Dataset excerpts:
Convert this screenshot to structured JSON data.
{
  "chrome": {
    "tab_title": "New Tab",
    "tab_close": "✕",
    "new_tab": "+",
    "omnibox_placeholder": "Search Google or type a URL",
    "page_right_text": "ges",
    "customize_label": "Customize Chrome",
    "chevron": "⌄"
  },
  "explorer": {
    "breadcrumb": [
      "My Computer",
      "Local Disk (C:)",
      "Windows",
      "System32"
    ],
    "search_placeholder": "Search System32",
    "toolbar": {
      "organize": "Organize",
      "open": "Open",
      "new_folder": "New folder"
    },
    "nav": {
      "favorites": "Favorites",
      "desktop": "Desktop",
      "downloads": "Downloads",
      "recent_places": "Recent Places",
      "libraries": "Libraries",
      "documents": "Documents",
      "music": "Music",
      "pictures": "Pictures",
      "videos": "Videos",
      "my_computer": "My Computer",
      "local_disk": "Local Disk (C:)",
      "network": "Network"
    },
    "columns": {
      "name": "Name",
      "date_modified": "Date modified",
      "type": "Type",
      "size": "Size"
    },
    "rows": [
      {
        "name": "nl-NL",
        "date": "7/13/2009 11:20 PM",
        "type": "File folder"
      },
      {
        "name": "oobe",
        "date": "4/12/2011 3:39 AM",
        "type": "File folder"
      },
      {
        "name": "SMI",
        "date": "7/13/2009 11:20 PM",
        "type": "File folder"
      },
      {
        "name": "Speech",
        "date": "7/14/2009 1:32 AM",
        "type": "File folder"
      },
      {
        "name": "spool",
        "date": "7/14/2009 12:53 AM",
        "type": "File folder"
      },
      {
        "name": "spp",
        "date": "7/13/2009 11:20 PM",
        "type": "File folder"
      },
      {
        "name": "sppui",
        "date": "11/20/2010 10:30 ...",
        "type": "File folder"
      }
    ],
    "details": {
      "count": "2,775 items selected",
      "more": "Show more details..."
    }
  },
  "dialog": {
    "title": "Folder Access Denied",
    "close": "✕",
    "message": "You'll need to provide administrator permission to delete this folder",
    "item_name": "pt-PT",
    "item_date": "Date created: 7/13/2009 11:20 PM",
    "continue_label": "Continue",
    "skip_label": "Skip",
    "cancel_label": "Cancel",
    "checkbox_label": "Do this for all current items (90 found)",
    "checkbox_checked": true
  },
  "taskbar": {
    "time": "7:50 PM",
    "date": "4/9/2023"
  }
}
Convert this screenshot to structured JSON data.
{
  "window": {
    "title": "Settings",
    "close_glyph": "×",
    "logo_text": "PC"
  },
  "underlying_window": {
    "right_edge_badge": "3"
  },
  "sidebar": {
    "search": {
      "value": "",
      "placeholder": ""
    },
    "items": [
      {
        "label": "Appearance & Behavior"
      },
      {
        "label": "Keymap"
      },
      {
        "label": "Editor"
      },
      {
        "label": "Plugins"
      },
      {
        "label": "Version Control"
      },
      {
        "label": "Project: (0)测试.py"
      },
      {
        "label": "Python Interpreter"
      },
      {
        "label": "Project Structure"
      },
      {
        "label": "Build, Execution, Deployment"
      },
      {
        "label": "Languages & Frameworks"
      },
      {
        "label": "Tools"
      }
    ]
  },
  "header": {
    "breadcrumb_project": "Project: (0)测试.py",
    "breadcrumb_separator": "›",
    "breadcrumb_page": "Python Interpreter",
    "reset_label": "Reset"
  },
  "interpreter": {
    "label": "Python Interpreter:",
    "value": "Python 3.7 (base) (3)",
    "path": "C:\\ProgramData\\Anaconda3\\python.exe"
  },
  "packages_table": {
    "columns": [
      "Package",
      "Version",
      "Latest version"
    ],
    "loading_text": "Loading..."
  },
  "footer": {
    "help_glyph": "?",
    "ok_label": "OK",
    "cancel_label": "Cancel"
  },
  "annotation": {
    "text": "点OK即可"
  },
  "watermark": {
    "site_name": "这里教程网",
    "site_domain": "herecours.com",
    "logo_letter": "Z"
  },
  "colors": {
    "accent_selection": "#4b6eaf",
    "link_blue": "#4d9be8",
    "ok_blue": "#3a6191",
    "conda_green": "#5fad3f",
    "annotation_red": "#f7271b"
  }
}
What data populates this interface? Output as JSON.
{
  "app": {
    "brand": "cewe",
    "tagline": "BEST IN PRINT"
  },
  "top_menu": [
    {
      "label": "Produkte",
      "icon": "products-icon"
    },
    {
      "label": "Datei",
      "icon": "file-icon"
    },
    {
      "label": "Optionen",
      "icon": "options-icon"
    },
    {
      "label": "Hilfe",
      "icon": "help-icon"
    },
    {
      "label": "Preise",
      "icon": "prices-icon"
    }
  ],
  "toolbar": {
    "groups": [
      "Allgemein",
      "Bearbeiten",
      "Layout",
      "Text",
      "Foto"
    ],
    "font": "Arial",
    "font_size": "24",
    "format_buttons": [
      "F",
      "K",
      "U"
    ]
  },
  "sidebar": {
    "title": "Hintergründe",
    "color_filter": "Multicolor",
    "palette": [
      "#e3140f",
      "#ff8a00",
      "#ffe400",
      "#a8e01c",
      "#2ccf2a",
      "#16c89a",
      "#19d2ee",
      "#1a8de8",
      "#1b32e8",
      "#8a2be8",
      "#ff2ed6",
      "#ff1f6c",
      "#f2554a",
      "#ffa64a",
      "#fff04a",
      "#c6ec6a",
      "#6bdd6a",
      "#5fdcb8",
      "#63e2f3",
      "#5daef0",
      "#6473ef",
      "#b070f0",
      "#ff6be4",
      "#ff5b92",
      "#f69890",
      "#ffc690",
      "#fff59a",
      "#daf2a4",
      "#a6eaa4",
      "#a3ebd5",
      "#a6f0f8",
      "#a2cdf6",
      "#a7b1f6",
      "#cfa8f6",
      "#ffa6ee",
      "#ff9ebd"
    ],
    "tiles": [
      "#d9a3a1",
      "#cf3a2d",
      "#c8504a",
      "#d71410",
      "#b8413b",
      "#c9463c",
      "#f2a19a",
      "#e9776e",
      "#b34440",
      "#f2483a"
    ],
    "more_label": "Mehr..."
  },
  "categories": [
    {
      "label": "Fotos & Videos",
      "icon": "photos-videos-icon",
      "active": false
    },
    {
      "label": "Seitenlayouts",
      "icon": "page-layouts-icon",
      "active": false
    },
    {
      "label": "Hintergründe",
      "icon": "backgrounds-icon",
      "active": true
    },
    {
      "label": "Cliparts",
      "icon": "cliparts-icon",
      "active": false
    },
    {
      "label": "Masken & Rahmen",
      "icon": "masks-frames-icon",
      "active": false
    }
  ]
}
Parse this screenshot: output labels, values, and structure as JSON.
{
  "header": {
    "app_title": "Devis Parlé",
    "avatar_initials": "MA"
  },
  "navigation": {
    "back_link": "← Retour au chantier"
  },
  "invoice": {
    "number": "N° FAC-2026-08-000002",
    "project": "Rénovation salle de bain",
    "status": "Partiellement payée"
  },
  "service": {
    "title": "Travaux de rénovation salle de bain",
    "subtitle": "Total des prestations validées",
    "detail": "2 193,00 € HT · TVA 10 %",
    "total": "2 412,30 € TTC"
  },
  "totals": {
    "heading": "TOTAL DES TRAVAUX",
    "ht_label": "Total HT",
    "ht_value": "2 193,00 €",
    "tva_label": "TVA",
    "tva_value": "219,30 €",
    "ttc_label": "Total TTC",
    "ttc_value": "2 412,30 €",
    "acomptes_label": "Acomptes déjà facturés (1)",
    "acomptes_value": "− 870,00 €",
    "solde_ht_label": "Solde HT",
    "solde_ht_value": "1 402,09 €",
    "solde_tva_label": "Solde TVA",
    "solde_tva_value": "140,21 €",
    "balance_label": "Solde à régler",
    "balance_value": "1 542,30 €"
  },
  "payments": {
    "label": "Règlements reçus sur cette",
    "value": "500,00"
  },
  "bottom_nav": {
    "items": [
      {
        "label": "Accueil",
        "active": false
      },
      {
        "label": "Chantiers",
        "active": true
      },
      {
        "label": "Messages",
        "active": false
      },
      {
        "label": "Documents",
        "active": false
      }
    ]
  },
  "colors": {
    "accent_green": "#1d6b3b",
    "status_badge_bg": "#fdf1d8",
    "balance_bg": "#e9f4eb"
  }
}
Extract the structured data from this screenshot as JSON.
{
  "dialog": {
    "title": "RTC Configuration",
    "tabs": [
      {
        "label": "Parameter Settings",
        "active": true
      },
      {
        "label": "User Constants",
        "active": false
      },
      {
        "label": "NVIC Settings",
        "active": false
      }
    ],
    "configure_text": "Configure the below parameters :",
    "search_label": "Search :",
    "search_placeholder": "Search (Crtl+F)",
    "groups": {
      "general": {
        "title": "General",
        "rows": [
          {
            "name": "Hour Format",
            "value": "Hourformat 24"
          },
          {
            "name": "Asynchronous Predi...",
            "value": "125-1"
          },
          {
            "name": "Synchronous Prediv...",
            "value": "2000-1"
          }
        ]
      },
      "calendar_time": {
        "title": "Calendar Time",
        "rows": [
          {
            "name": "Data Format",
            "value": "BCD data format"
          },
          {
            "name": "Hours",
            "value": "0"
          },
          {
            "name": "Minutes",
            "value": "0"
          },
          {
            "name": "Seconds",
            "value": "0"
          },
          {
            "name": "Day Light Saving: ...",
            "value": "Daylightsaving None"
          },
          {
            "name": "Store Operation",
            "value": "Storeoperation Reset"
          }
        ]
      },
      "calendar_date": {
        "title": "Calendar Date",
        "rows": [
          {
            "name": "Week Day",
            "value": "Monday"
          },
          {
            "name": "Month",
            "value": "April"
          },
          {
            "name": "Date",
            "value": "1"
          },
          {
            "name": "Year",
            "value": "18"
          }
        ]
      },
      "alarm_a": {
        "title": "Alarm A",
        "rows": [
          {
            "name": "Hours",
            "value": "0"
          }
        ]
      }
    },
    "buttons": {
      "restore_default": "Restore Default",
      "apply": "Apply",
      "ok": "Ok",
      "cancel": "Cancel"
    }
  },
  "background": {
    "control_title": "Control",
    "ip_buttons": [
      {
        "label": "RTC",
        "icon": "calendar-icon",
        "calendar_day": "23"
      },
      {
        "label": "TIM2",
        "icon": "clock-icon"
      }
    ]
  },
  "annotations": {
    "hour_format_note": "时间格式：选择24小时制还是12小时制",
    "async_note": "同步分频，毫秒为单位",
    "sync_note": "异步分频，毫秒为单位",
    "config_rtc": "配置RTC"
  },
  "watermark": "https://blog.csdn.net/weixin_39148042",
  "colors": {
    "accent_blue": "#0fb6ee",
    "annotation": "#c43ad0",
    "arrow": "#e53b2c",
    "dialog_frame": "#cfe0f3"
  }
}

Problem statement ▸ Go over the records above and tally each line that includes "watermark". Give the total by itself.

Written answer ▸ 2